→ Instructions to follow
Every line below that mentions the word "type" should be copied out.

→ Record extracts
——————
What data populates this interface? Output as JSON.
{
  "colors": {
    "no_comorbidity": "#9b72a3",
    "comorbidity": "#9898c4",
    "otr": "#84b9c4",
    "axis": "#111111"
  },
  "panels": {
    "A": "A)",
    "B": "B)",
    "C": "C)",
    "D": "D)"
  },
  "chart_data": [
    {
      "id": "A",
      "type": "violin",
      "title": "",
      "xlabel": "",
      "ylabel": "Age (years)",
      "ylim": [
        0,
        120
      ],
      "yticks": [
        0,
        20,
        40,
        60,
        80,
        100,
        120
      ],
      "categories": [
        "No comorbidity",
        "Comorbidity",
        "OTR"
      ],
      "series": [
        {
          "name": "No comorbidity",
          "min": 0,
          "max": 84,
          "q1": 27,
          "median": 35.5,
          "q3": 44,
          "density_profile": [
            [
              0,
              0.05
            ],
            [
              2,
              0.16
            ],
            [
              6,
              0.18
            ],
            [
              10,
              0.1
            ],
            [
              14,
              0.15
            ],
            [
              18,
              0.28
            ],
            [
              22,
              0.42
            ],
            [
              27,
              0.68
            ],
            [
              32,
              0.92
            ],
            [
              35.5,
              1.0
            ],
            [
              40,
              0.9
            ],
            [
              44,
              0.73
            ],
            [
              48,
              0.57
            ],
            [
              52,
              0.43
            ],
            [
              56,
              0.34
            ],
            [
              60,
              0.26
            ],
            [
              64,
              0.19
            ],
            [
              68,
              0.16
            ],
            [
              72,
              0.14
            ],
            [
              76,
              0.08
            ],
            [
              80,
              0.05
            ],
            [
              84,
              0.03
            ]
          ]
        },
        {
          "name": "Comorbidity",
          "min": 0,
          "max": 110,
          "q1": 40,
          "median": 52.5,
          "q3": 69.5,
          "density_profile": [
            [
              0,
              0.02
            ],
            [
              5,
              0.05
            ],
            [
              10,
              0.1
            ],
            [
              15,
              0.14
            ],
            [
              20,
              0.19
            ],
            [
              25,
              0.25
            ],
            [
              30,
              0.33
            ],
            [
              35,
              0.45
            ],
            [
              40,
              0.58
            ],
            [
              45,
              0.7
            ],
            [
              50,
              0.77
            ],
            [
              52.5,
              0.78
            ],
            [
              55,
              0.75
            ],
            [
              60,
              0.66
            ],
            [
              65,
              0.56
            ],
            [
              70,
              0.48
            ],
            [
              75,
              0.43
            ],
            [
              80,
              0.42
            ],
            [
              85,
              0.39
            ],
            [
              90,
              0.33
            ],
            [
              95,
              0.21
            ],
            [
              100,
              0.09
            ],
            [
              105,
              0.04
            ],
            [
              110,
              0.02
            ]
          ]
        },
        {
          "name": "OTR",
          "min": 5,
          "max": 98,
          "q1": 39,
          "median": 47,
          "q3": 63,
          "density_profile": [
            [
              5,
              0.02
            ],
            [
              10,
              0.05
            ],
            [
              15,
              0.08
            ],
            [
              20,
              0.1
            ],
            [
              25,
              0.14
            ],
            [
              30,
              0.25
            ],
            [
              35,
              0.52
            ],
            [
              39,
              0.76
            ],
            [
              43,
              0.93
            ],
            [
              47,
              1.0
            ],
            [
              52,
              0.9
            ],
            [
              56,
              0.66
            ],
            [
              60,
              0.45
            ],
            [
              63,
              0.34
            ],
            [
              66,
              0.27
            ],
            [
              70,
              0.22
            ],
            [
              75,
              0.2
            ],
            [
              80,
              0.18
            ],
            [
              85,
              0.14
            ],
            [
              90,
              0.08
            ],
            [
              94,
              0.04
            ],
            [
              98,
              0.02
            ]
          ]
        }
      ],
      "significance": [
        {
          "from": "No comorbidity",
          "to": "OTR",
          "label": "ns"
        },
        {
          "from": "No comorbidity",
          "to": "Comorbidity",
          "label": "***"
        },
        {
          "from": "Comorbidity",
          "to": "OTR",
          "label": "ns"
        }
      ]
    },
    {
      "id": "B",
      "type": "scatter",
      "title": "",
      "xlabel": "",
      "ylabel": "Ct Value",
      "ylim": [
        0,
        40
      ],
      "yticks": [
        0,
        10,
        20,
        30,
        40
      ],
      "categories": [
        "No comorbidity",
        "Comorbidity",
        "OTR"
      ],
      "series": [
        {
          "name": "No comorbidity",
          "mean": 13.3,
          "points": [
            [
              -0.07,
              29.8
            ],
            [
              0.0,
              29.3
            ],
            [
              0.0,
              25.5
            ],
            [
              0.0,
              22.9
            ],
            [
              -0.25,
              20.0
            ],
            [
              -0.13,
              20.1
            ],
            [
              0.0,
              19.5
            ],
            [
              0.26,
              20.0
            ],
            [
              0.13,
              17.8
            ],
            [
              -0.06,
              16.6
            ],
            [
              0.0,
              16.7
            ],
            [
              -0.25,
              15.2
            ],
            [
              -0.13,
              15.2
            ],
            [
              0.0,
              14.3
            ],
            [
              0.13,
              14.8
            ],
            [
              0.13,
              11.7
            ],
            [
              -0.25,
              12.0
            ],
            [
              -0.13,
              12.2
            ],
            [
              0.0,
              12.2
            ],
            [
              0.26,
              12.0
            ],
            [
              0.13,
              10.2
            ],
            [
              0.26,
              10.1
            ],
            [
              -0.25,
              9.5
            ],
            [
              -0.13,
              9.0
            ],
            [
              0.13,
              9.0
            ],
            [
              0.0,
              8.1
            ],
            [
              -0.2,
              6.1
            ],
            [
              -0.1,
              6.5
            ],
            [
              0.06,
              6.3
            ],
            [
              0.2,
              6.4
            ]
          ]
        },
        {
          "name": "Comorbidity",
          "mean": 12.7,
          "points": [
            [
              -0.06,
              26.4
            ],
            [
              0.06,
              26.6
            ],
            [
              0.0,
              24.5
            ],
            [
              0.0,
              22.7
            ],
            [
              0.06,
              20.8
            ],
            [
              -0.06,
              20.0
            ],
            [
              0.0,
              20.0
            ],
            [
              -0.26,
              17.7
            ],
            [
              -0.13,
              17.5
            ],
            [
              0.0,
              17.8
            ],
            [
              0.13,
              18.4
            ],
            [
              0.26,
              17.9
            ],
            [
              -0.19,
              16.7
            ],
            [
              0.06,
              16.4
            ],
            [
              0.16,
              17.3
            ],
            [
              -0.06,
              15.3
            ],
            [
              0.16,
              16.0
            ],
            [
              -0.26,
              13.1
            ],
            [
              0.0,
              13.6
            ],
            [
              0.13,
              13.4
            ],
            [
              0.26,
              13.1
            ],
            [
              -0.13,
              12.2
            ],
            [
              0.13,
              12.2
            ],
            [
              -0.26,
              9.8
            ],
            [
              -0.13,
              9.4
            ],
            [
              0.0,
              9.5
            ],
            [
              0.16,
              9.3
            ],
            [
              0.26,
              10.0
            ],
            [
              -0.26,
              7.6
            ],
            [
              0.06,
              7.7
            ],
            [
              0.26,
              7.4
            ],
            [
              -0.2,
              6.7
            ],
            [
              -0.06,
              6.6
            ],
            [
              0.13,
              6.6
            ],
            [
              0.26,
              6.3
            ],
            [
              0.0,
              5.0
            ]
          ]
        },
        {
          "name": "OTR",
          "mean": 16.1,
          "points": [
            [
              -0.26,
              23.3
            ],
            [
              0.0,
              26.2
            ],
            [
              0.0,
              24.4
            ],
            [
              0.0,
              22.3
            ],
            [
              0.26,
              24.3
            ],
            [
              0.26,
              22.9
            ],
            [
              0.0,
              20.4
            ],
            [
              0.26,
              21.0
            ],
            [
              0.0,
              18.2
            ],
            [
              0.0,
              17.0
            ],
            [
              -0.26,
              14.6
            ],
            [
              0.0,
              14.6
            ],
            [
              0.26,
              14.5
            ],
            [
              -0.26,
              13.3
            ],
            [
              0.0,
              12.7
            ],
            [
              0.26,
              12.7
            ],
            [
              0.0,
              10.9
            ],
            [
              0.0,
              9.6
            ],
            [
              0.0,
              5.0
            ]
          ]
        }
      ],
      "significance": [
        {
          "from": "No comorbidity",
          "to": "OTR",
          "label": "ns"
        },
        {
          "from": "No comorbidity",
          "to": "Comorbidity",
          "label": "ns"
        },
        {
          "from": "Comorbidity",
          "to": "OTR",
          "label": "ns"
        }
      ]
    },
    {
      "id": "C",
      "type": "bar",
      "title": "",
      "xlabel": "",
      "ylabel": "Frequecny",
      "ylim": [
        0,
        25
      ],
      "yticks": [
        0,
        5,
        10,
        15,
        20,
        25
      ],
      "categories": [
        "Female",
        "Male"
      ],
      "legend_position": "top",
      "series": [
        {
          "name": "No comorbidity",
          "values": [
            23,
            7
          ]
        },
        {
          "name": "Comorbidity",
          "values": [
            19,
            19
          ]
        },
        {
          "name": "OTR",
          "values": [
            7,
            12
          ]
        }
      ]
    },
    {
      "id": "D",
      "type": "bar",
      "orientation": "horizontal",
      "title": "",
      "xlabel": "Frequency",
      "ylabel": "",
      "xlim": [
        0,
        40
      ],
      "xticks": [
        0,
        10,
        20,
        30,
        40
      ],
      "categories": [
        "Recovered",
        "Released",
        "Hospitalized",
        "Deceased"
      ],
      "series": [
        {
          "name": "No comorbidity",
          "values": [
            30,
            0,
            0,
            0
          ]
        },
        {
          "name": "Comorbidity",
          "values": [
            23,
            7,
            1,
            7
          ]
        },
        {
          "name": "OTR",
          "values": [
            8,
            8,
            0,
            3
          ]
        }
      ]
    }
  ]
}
——————
→ Solved problem
      "type": "violin",
      "type": "scatter",
      "type": "bar",
      "type": "bar",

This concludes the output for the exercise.